++++ Records

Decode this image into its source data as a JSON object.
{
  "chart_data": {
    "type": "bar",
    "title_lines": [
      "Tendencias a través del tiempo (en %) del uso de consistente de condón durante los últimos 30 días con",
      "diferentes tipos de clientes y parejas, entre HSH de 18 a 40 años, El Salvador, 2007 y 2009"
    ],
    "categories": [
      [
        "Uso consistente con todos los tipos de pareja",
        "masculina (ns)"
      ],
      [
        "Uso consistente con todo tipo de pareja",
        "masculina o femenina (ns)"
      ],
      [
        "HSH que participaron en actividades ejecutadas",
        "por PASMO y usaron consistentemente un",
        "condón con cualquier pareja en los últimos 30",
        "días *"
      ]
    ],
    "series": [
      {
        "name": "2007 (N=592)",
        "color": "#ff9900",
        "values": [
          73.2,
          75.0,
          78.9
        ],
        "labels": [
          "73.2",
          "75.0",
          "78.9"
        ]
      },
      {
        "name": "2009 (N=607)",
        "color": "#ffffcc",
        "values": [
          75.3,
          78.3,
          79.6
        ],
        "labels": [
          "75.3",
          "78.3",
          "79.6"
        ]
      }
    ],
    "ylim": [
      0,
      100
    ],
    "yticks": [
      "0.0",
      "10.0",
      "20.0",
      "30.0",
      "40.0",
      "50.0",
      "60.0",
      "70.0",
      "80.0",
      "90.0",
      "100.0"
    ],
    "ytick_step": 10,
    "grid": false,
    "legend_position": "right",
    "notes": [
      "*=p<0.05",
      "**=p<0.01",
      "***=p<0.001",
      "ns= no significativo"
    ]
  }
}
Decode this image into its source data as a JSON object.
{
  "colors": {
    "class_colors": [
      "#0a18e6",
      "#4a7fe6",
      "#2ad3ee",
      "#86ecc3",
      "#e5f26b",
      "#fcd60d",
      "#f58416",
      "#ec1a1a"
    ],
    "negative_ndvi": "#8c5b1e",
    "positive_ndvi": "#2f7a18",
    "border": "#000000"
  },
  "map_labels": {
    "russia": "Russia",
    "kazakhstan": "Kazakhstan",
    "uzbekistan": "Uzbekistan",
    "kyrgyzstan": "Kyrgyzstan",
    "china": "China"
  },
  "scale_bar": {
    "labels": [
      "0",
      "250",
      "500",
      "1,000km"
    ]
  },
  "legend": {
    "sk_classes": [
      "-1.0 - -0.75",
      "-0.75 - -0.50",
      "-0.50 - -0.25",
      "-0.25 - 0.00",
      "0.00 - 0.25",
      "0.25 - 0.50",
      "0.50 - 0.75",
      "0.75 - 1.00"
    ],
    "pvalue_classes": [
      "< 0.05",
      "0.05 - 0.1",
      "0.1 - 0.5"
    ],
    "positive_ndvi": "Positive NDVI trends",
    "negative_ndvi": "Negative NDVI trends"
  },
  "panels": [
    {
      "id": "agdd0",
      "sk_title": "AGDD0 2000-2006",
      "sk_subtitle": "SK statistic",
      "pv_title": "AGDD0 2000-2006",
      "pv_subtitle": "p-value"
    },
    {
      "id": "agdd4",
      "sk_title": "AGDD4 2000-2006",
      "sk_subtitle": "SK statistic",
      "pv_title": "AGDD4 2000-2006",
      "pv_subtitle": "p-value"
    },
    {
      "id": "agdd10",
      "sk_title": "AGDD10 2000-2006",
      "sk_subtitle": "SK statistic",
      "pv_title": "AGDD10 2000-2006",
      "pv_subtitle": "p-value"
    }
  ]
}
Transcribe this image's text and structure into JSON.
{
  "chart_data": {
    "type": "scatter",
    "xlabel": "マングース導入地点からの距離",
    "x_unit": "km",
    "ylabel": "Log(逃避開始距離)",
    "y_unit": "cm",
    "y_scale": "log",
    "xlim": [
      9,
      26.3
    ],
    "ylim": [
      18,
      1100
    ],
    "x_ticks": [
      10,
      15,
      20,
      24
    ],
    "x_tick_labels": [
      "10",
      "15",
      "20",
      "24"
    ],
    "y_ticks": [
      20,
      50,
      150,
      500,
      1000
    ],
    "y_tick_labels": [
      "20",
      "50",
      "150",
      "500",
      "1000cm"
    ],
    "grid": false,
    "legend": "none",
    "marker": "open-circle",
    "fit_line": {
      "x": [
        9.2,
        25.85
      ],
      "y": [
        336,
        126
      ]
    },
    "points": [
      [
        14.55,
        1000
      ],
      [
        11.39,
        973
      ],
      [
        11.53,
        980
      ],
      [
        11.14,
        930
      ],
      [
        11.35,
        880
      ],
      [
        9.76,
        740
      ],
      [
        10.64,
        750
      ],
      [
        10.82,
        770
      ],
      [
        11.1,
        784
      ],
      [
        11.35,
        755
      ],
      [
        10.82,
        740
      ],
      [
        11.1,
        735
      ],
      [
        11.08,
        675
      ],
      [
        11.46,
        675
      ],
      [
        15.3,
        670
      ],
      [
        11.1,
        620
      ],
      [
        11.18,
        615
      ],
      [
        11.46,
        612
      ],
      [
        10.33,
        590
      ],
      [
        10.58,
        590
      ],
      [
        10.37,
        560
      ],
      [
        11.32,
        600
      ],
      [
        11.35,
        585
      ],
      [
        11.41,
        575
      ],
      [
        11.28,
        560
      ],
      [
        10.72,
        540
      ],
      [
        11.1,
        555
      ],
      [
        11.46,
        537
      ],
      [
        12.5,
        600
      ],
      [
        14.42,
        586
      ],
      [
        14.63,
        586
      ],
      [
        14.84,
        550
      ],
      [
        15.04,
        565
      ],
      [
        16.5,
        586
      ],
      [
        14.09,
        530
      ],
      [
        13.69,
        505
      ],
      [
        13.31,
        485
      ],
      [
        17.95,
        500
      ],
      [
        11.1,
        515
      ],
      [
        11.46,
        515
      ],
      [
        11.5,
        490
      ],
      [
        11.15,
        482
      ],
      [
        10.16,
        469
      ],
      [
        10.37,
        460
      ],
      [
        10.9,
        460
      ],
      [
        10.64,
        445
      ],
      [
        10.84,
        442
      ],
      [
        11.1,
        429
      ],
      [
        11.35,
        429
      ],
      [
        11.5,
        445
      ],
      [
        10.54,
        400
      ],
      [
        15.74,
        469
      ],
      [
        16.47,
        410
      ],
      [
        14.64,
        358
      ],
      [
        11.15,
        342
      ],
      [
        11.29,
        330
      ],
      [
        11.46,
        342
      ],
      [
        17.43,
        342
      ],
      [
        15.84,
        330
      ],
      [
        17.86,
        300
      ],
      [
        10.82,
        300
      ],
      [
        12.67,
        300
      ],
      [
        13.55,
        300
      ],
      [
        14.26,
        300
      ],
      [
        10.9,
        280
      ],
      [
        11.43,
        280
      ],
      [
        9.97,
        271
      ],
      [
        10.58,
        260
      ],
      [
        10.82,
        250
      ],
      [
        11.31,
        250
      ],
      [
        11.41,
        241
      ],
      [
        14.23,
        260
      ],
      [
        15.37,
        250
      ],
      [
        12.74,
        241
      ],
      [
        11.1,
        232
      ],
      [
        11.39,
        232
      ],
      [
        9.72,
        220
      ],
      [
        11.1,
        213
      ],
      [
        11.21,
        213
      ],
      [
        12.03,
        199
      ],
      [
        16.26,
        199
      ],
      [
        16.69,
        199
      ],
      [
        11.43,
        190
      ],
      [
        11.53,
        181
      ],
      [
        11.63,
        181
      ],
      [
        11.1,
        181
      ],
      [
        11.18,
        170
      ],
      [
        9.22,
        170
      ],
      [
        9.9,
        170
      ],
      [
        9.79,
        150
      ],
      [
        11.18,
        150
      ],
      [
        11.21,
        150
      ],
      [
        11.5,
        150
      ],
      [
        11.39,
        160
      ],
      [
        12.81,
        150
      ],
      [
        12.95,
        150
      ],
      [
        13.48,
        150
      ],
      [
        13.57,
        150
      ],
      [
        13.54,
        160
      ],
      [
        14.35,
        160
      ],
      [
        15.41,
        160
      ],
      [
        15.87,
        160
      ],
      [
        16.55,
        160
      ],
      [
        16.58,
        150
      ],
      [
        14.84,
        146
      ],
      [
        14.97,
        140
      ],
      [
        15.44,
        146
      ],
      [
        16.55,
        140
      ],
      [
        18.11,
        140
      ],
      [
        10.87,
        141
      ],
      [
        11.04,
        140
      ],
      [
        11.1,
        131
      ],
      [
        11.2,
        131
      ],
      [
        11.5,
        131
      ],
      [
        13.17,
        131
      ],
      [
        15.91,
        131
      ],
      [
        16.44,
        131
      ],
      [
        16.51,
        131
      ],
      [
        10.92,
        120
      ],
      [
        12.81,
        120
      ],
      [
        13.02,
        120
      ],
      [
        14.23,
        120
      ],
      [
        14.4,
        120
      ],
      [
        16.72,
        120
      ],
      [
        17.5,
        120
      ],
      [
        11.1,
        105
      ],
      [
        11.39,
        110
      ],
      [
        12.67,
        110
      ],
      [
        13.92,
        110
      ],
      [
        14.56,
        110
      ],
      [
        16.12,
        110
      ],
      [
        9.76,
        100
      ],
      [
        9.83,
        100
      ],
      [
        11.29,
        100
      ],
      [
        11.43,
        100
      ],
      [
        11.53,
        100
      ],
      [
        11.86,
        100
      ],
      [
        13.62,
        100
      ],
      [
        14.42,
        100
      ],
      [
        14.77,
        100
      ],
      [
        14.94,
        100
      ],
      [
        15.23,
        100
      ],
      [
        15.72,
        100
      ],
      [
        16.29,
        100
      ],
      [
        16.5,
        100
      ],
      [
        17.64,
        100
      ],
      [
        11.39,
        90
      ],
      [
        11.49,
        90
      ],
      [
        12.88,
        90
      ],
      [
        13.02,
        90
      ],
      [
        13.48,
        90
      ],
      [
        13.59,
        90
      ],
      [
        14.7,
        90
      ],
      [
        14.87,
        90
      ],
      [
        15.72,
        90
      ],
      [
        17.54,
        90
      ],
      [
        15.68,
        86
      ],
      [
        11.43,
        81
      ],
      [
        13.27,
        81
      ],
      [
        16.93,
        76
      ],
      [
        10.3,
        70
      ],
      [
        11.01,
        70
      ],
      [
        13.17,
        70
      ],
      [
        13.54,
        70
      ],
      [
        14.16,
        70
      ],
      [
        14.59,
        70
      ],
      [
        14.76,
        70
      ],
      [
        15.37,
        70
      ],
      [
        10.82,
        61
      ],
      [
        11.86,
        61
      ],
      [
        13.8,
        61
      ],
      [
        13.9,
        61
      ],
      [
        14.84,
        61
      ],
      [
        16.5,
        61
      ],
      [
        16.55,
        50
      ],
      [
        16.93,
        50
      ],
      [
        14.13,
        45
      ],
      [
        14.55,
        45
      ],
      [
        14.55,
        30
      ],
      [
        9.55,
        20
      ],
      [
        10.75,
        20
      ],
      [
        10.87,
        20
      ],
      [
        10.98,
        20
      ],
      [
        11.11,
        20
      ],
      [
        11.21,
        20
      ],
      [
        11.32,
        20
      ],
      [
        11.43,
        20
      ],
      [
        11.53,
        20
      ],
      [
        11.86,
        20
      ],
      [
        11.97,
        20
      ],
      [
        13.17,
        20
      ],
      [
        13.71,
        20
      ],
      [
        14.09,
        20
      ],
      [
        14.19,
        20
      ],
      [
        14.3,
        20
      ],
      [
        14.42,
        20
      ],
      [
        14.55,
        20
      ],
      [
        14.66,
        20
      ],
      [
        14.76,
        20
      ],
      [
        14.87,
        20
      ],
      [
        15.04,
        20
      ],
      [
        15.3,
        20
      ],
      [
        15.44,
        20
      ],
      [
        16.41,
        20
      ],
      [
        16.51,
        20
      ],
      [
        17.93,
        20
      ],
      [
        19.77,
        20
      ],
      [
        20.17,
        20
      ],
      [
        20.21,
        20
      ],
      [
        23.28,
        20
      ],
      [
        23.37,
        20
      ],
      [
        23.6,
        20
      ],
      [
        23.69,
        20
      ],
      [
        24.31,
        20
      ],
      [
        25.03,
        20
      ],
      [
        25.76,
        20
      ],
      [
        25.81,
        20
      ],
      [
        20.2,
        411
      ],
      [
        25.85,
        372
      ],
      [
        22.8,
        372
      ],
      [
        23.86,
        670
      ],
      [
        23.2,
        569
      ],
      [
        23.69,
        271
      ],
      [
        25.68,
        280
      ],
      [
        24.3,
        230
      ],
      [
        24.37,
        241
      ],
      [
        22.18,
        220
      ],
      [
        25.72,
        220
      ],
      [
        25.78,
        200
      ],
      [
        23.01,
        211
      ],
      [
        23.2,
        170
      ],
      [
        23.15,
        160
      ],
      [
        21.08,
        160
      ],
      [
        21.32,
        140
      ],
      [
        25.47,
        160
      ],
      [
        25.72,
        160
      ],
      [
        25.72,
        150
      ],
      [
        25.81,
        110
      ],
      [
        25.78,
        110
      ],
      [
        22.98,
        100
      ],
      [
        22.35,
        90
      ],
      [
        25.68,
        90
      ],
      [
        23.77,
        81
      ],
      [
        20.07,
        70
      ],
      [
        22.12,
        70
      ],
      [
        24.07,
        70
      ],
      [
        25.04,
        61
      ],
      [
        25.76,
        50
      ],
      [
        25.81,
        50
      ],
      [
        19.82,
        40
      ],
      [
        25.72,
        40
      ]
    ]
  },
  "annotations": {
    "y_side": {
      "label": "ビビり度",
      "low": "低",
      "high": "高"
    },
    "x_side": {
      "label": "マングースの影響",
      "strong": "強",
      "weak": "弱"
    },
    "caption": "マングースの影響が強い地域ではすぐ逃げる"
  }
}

++++++++

◆ **Work to be completed**:
Copy all lines from the data that hold the word "días".

◆ **The answer**:
      "Tendencias a través del tiempo (en %) del uso de consistente de condón durante los últimos 30 días con",
        "días *"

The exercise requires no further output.